As we look forward to Wales Arts International’s key event of this year, WAI head Eluned Haf discusses themes that will be addressed in the International Forum on 10 July 2018, at Chapter Arts Centre in Cardiff, and sets out a vision for re-imagining Wales in the eyes of the world.
Wales is “almost an island” says the musician Gruff Rhys in his film, American Interior. Rhys follows the footsteps of his forefather, another cultural warrior John Evans of Waunfawr, who in the 1792 set sail for America looking for a Welsh speaking tribe of First Nation people. Whether Madog indeed settled with First Nation people in America in 1170 or not, he inspired John Evans to explore those early international relations by Wales. That spirit of curiosity, exploration and cultural engagement survives in the Welsh artistic psyche.
Speaking of John Evans to Rhys, First Nation elder Keith Boar comments on screen, “It doesn’t matter what you look like on the outside, it’s what you have on the inside that we use to help to communicate. That’s what a warrior is about among our people.”
Quality, courage and respect – those are great values for international cultural engagement.

——————

- _Activity list_
1. Rewrite the piece on the Wales Arts International Forum from "Speaking of John" up to and including "international cultural engagement.", replacing "courage" with "bravery".
2. Translate this sentence from the piece on the Wales Arts International Forum into Spanish: "That spirit of curiosity, exploration and cultural engagement survives in the Welsh artistic psyche."
3. Continue the piece on the Wales Arts International Forum after its last sentence.

[Records from a data collection]
——————

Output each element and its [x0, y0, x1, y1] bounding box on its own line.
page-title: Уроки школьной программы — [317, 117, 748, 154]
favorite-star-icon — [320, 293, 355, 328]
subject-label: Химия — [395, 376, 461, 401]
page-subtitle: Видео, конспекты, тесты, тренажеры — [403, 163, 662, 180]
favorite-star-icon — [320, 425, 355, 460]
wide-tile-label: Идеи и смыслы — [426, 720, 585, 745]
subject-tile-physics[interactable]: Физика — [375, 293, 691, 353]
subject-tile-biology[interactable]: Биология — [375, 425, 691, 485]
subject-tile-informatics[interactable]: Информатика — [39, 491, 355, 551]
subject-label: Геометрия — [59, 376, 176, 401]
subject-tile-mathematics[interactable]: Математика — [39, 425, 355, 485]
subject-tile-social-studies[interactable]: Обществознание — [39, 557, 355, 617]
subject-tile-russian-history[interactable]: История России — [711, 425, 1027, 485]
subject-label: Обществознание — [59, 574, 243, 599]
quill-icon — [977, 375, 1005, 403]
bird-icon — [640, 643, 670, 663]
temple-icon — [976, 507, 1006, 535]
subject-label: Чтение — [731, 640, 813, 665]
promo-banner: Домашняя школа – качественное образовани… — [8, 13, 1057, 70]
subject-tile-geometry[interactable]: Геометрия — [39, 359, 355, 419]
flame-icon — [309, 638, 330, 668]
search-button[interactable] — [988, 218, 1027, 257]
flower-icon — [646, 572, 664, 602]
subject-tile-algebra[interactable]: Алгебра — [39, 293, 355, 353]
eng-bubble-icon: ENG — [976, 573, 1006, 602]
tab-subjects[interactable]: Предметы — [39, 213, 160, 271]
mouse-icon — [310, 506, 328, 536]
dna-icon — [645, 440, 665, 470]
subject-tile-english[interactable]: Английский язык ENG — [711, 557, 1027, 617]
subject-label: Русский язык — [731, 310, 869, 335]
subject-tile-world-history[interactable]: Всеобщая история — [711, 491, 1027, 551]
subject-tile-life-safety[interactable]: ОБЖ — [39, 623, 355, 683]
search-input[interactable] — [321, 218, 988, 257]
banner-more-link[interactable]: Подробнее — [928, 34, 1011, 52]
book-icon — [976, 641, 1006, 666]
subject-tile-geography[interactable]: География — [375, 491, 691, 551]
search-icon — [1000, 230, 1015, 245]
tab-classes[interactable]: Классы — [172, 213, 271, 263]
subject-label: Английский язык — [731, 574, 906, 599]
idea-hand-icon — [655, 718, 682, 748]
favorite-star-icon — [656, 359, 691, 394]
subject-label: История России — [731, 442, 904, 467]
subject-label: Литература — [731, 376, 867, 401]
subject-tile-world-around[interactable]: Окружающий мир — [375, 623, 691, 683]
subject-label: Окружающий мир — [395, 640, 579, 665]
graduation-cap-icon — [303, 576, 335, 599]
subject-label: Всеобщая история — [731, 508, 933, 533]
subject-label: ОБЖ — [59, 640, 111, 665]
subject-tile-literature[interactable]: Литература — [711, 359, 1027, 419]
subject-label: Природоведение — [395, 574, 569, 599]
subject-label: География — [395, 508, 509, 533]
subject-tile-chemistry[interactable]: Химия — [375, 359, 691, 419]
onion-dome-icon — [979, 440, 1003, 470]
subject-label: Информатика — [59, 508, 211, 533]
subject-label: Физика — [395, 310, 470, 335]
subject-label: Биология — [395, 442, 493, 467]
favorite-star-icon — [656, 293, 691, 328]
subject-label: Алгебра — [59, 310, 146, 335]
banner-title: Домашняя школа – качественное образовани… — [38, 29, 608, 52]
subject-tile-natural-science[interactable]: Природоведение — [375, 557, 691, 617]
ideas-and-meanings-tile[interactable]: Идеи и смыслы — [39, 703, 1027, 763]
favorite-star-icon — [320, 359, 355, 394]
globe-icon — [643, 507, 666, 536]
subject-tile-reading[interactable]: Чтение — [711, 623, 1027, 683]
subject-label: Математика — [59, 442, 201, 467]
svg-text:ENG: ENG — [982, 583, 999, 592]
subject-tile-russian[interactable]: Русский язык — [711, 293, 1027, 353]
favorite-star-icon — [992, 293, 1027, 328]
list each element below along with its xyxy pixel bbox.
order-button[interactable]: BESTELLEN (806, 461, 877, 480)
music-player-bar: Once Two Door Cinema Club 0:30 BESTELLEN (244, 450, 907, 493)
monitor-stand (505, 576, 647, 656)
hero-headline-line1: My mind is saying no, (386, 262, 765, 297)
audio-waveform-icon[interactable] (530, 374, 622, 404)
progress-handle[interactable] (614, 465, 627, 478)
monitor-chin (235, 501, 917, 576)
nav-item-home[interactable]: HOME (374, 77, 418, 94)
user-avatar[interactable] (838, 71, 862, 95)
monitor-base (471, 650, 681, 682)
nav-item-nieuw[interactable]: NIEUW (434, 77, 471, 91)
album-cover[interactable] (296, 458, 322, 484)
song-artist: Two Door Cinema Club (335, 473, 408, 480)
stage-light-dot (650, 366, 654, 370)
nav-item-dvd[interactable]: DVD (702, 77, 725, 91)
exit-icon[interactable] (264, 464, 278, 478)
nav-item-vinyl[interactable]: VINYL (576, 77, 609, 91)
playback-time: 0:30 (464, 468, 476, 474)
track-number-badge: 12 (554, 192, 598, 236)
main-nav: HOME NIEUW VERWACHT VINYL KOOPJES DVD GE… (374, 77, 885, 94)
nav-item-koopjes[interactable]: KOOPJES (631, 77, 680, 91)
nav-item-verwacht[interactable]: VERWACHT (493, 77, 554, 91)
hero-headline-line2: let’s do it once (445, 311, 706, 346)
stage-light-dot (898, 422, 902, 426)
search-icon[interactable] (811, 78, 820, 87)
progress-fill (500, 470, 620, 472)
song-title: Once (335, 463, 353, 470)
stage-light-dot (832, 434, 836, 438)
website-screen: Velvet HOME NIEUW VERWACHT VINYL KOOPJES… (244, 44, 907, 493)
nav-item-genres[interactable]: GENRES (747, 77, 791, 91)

——————

- _Answers by task_
1.
Speaking of John Evans to Rhys, First Nation elder Keith Boar comments on screen, “It doesn’t matter what you look like on the outside, it’s what you have on the inside that we use to help to communicate. That’s what a warrior is about among our people.”
Quality, bravery and respect – those are great values for international cultural engagement.

2. Ese espíritu de curiosidad, exploración y compromiso cultural sobrevive en la psique artística galesa.

3.
As we take to the seas once again to forge new relationships, it’s worth remembering that our unique cultural context resonates with many other minority cultures and marginalised people. The historical cultural oppression experienced by Wales in the past can still be used in international power struggles. Others around the world can relate to our own cultural struggle over the years. In the UK our linguistic experience is unique.
Contemporary artists and cultural champions around the world navigate challenging scenarios to develop meaningful international careers. Supporting routes to new audiences, international stages, showcases and markets for these artists is important. These routes are varied, collaborative and usually involve a number of people who provide support services for artists to develop their talent internationally through exchanges, residencies and showcases.
Providing a window on this talent internationally at key showcase events is important but so is investing in the talent behind the scenes.There is certainly untapped potential to maximise.
A holistic approach could enable our artists and companies to forge sustainable international careers and grow new markets. It could also inspire and invest in future generations and being globally responsible as well as providing our nation a sound international reputation.
Whatever your view of Brexit, Wales must now re-define who we are in the world. To avoid the cultural traps of an island mentality it’s worth remembering that Wales is, as T.H. Parry Williams describes in his poem Hon, a “cilcyn o ddaear mewn cilfach gefn” or, as Rhys says “almost an island”, within an island, in a changing continent in an uncertain world.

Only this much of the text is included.